Continuity of f(x,y)=(x^3)/(x^2 + y^2) at (0,0)

[Poopsilon]

So my text says that the piece-wise function f(x,y)=(x^3)/(x^2 + y^2) for (x,y)≠(0,0) and f(0,0)=0 is continuous due to the fact both its partial derivatives are bounded. I can't see how this follows, I mean the only point at which the reader would be worried about continuity is at the point (0,0) and to show that it is continuous at that point I would simply bound the function by g(x,y)=x and then show that this function goes to 0 as x -> 0. But why would the partial derivatives being bounded allow us to conclude that f(x,y) is continuous at (0,0)?

 

[Bacle]

I wonder if that condition is slightly weaker than the one that would guarantee
differentiability--and therefore continuity-- at (0,0), which is that the partials
exist and are continuous. AFAIK, continuous partials existing is sufficient, but
not necessary for continuity.

 

[o(1)]

I happened to stumble upon a similar theorem in one of Rudin's exercises.

Having to check continuity of the function in 0 only, I would desume it by the fact that partial derivatives are limited this way:

Take a in R^2 different from the origin, with a = (a_1, a_2)
Chose b so that b=(0,a_2).

So that the following identity:
f(0)-f(a) = ||a-b|| * (f(a)) -(f(b))/||a-b|| - |0-b||*(f(0)-f(b))/||0-b||)

When b approaches 0, given the condition on the partial derivatives, is 0 for every a.

Please do correct me if I am wrong.

/edited for misspelling
========================================================================
The problem
In the thread on continuity at (0,0), what function does Poopsilon propose to bound f(x,y) by?

Information provided
========================================================================
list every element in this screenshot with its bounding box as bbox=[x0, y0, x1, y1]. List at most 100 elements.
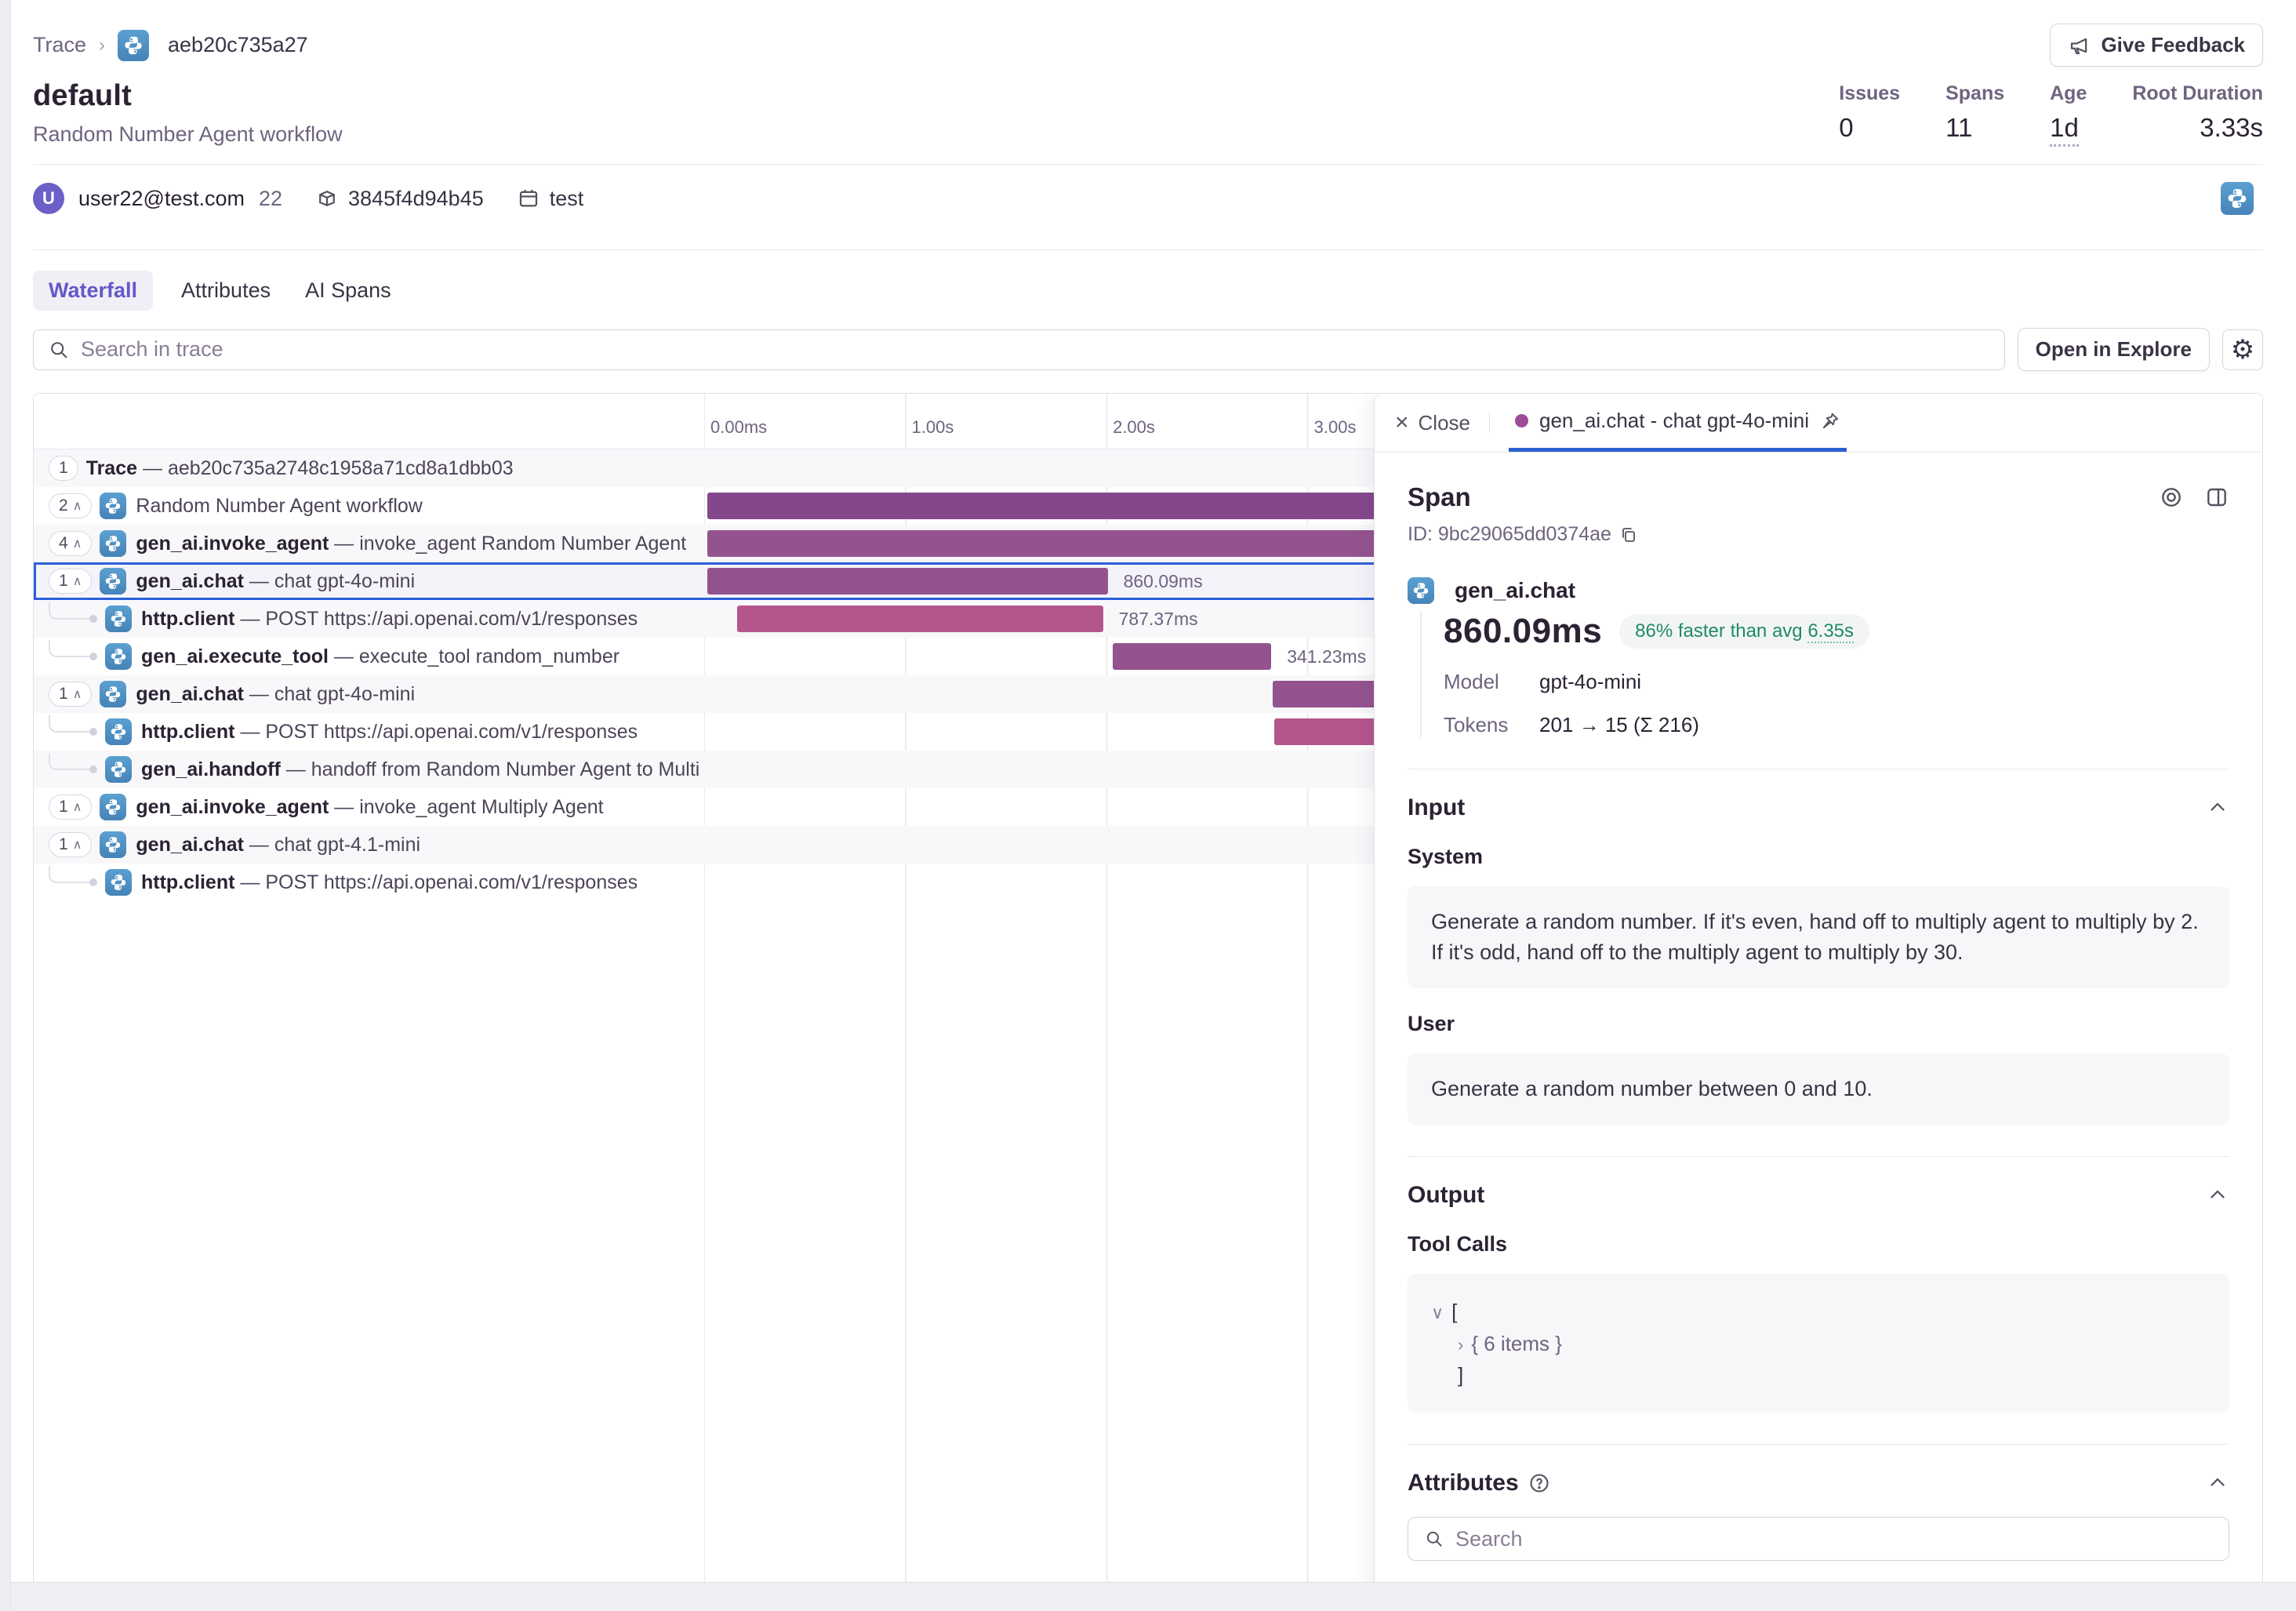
========================================================================
Expected output
g(x,y)=x